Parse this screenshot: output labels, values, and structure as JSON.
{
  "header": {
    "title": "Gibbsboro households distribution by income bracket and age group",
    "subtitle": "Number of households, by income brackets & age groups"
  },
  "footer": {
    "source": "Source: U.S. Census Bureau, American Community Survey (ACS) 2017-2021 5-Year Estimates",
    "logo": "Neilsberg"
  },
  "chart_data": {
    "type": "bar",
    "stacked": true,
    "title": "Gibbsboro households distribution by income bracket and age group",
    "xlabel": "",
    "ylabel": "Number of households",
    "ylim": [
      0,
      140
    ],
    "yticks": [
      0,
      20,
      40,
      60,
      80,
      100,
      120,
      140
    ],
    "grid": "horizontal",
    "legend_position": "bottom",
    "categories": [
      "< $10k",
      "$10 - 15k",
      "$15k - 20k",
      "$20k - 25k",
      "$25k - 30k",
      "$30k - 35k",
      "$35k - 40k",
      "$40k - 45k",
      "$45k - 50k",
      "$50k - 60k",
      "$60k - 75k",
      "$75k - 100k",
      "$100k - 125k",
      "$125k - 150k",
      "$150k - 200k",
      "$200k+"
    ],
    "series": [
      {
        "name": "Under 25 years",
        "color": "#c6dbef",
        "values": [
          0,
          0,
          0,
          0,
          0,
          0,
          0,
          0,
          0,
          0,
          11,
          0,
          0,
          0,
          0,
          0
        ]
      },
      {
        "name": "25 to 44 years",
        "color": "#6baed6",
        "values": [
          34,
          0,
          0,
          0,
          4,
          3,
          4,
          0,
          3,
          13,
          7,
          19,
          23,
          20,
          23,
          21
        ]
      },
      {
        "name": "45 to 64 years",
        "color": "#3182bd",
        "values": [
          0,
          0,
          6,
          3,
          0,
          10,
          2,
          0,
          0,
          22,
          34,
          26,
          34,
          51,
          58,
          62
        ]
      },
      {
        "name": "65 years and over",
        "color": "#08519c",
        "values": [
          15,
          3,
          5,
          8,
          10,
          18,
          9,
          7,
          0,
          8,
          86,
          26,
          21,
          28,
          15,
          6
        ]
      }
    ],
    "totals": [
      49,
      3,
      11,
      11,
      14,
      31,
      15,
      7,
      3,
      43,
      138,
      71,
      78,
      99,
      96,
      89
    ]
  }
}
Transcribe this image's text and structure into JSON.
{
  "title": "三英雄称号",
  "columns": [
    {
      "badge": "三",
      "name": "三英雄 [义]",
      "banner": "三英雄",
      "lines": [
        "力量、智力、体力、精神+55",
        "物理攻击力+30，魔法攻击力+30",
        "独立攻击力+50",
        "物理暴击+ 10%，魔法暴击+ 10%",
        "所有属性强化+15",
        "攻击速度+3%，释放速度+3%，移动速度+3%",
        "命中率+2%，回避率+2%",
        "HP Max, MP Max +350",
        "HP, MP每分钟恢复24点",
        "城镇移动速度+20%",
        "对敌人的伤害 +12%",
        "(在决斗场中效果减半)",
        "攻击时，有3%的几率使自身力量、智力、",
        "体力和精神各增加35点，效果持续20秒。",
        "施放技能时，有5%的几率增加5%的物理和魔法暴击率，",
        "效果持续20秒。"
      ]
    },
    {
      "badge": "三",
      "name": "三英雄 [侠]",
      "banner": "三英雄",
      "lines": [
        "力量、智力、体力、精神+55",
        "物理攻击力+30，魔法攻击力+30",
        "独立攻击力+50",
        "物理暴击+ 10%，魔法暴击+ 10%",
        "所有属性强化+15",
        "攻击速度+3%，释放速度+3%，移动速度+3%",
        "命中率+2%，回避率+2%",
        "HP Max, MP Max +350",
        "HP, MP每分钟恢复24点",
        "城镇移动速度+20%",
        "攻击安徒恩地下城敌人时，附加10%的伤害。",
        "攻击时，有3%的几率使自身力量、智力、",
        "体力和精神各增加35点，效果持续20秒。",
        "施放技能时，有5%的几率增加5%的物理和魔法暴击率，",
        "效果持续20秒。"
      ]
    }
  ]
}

....

● **EXERCISE DESCRIPTION**
Starting with the line that contains "Transcribe this image's", return each line through the last one of the data above, exactly as written and nothing more.

● **ANSWER TO THE PROBLEM**
Transcribe this image's text and structure into JSON.
{
  "title": "三英雄称号",
  "columns": [
    {
      "badge": "三",
      "name": "三英雄 [义]",
      "banner": "三英雄",
      "lines": [
        "力量、智力、体力、精神+55",
        "物理攻击力+30，魔法攻击力+30",
        "独立攻击力+50",
        "物理暴击+ 10%，魔法暴击+ 10%",
        "所有属性强化+15",
        "攻击速度+3%，释放速度+3%，移动速度+3%",
        "命中率+2%，回避率+2%",
        "HP Max, MP Max +350",
        "HP, MP每分钟恢复24点",
        "城镇移动速度+20%",
        "对敌人的伤害 +12%",
        "(在决斗场中效果减半)",
        "攻击时，有3%的几率使自身力量、智力、",
        "体力和精神各增加35点，效果持续20秒。",
        "施放技能时，有5%的几率增加5%的物理和魔法暴击率，",
        "效果持续20秒。"
      ]
    },
    {
      "badge": "三",
      "name": "三英雄 [侠]",
      "banner": "三英雄",
      "lines": [
        "力量、智力、体力、精神+55",
        "物理攻击力+30，魔法攻击力+30",
        "独立攻击力+50",
        "物理暴击+ 10%，魔法暴击+ 10%",
        "所有属性强化+15",
        "攻击速度+3%，释放速度+3%，移动速度+3%",
        "命中率+2%，回避率+2%",
        "HP Max, MP Max +350",
        "HP, MP每分钟恢复24点",
        "城镇移动速度+20%",
        "攻击安徒恩地下城敌人时，附加10%的伤害。",
        "攻击时，有3%的几率使自身力量、智力、",
        "体力和精神各增加35点，效果持续20秒。",
        "施放技能时，有5%的几率增加5%的物理和魔法暴击率，",
        "效果持续20秒。"
      ]
    }
  ]
}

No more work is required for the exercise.